# START OF DATA FOR THE TASK

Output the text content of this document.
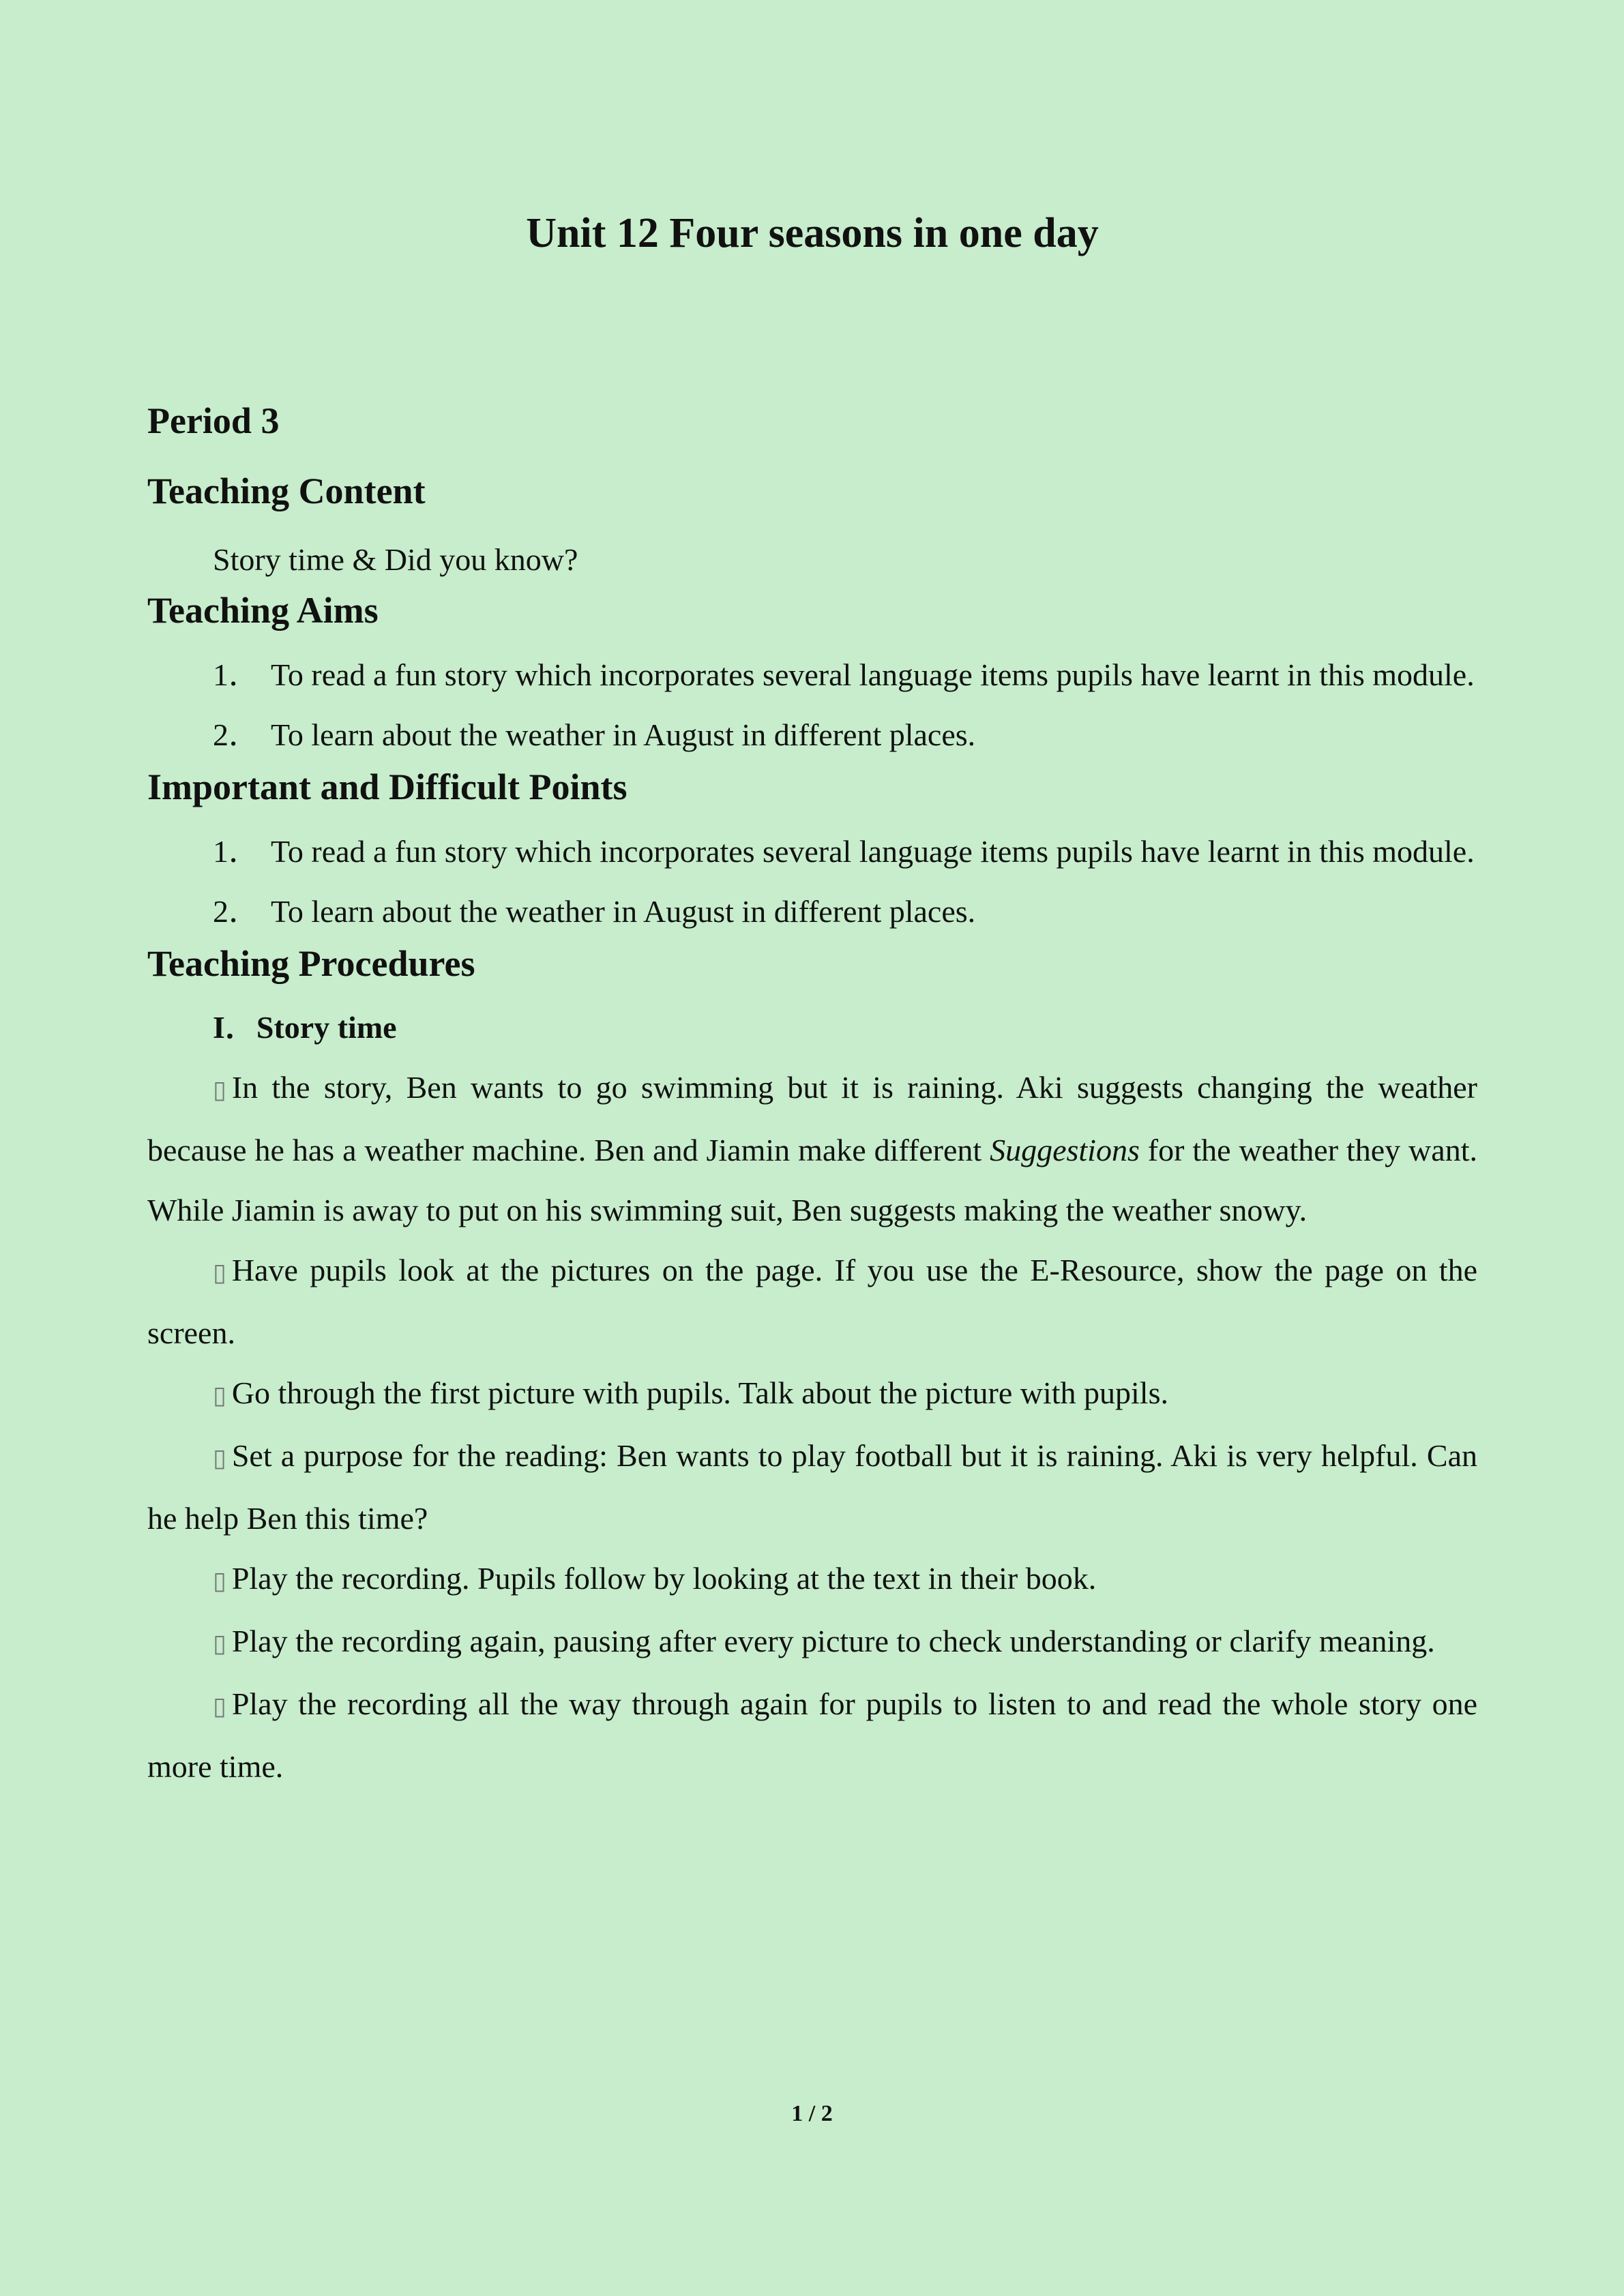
Unit 12 Four seasons in one day
Period 3
Teaching Content

Story time & Did you know?

Teaching Aims
1． To read a fun story which incorporates several language items pupils have learnt in this module.
2． To learn about the weather in August in different places.
Important and Difficult Points
1． To read a fun story which incorporates several language items pupils have learnt in this module.
2． To learn about the weather in August in different places.
Teaching Procedures
I．Story time

▯ In the story, Ben wants to go swimming but it is raining. Aki suggests changing the weather because he has a weather machine. Ben and Jiamin make different Suggestions for the weather they want. While Jiamin is away to put on his swimming suit, Ben suggests making the weather snowy.

▯ Have pupils look at the pictures on the page. If you use the E-Resource, show the page on the screen.

▯ Go through the first picture with pupils. Talk about the picture with pupils.

▯ Set a purpose for the reading: Ben wants to play football but it is raining. Aki is very helpful. Can he help Ben this time?

▯ Play the recording. Pupils follow by looking at the text in their book.

▯ Play the recording again, pausing after every picture to check understanding or clarify meaning.

▯ Play the recording all the way through again for pupils to listen to and read the whole story one more time.

1 / 2
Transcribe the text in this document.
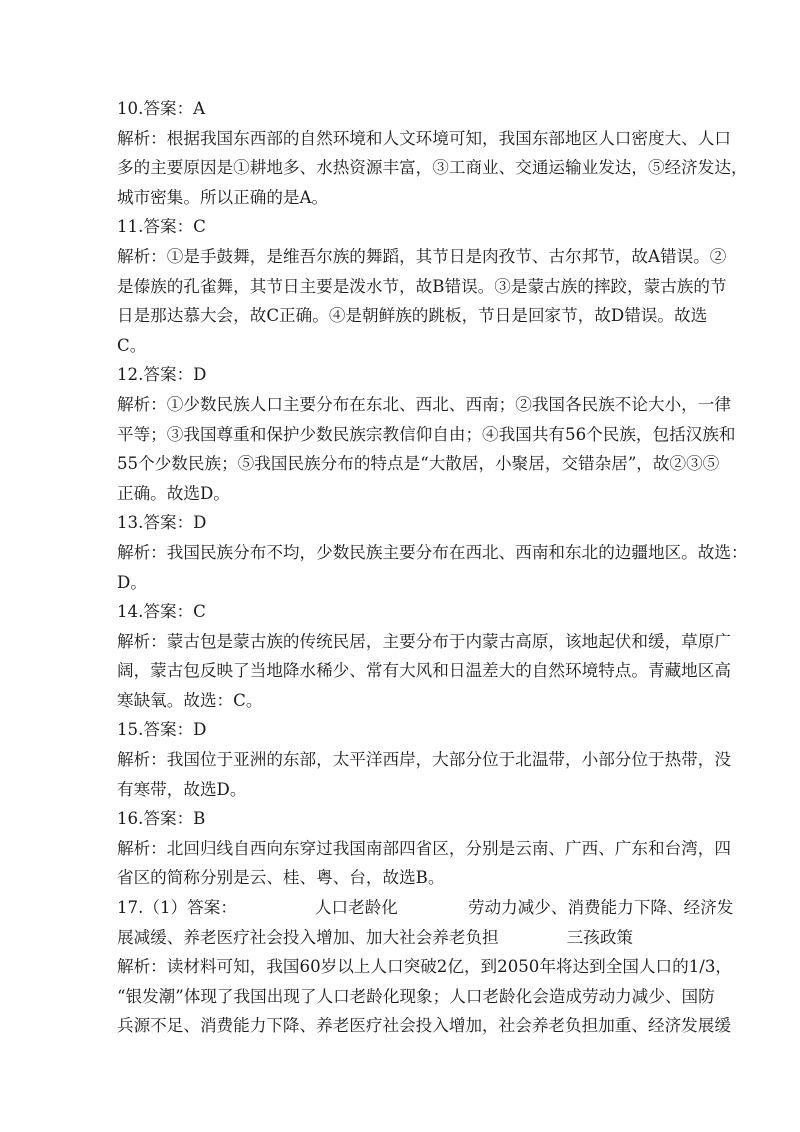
10.答案：A
解析：根据我国东西部的自然环境和人文环境可知，我国东部地区人口密度大、人口
多的主要原因是①耕地多、水热资源丰富，③工商业、交通运输业发达，⑤经济发达，
城市密集。所以正确的是A。
11.答案：C
解析：①是手鼓舞，是维吾尔族的舞蹈，其节日是肉孜节、古尔邦节，故A错误。②
是傣族的孔雀舞，其节日主要是泼水节，故B错误。③是蒙古族的摔跤，蒙古族的节
日是那达慕大会，故C正确。④是朝鲜族的跳板，节日是回家节，故D错误。故选
C。
12.答案：D
解析：①少数民族人口主要分布在东北、西北、西南；②我国各民族不论大小，一律
平等；③我国尊重和保护少数民族宗教信仰自由；④我国共有56个民族，包括汉族和
55个少数民族；⑤我国民族分布的特点是“大散居，小聚居，交错杂居”，故②③⑤
正确。故选D。
13.答案：D
解析：我国民族分布不均，少数民族主要分布在西北、西南和东北的边疆地区。故选：
D。
14.答案：C
解析：蒙古包是蒙古族的传统民居，主要分布于内蒙古高原，该地起伏和缓，草原广
阔，蒙古包反映了当地降水稀少、常有大风和日温差大的自然环境特点。青藏地区高
寒缺氧。故选：C。
15.答案：D
解析：我国位于亚洲的东部，太平洋西岸，大部分位于北温带，小部分位于热带，没
有寒带，故选D。
16.答案：B
解析：北回归线自西向东穿过我国南部四省区，分别是云南、广西、广东和台湾，四
省区的简称分别是云、桂、粤、台，故选B。
17.（1）答案：	人口老龄化	劳动力减少、消费能力下降、经济发
展减缓、养老医疗社会投入增加、加大社会养老负担	三孩政策
解析：读材料可知，我国60岁以上人口突破2亿，到2050年将达到全国人口的1/3，
“银发潮”体现了我国出现了人口老龄化现象；人口老龄化会造成劳动力减少、国防
兵源不足、消费能力下降、养老医疗社会投入增加，社会养老负担加重、经济发展缓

# END OF DATA FOR THE TASK

» EXERCISE PROMPT: Reproduce the listing exactly. Leave its pictures out.

» ANSWER BELOW:
Output the text content of this document.
Unit 12 Four seasons in one day
Period 3
Teaching Content

Story time & Did you know?

Teaching Aims
1． To read a fun story which incorporates several language items pupils have learnt in this module.
2． To learn about the weather in August in different places.
Important and Difficult Points
1． To read a fun story which incorporates several language items pupils have learnt in this module.
2． To learn about the weather in August in different places.
Teaching Procedures
I．Story time

▯ In the story, Ben wants to go swimming but it is raining. Aki suggests changing the weather because he has a weather machine. Ben and Jiamin make different Suggestions for the weather they want. While Jiamin is away to put on his swimming suit, Ben suggests making the weather snowy.

▯ Have pupils look at the pictures on the page. If you use the E-Resource, show the page on the screen.

▯ Go through the first picture with pupils. Talk about the picture with pupils.

▯ Set a purpose for the reading: Ben wants to play football but it is raining. Aki is very helpful. Can he help Ben this time?

▯ Play the recording. Pupils follow by looking at the text in their book.

▯ Play the recording again, pausing after every picture to check understanding or clarify meaning.

▯ Play the recording all the way through again for pupils to listen to and read the whole story one more time.

1 / 2
Transcribe the text in this document.
10.答案：A
解析：根据我国东西部的自然环境和人文环境可知，我国东部地区人口密度大、人口
多的主要原因是①耕地多、水热资源丰富，③工商业、交通运输业发达，⑤经济发达，
城市密集。所以正确的是A。
11.答案：C
解析：①是手鼓舞，是维吾尔族的舞蹈，其节日是肉孜节、古尔邦节，故A错误。②
是傣族的孔雀舞，其节日主要是泼水节，故B错误。③是蒙古族的摔跤，蒙古族的节
日是那达慕大会，故C正确。④是朝鲜族的跳板，节日是回家节，故D错误。故选
C。
12.答案：D
解析：①少数民族人口主要分布在东北、西北、西南；②我国各民族不论大小，一律
平等；③我国尊重和保护少数民族宗教信仰自由；④我国共有56个民族，包括汉族和
55个少数民族；⑤我国民族分布的特点是“大散居，小聚居，交错杂居”，故②③⑤
正确。故选D。
13.答案：D
解析：我国民族分布不均，少数民族主要分布在西北、西南和东北的边疆地区。故选：
D。
14.答案：C
解析：蒙古包是蒙古族的传统民居，主要分布于内蒙古高原，该地起伏和缓，草原广
阔，蒙古包反映了当地降水稀少、常有大风和日温差大的自然环境特点。青藏地区高
寒缺氧。故选：C。
15.答案：D
解析：我国位于亚洲的东部，太平洋西岸，大部分位于北温带，小部分位于热带，没
有寒带，故选D。
16.答案：B
解析：北回归线自西向东穿过我国南部四省区，分别是云南、广西、广东和台湾，四
省区的简称分别是云、桂、粤、台，故选B。
17.（1）答案：	人口老龄化	劳动力减少、消费能力下降、经济发
展减缓、养老医疗社会投入增加、加大社会养老负担	三孩政策
解析：读材料可知，我国60岁以上人口突破2亿，到2050年将达到全国人口的1/3，
“银发潮”体现了我国出现了人口老龄化现象；人口老龄化会造成劳动力减少、国防
兵源不足、消费能力下降、养老医疗社会投入增加，社会养老负担加重、经济发展缓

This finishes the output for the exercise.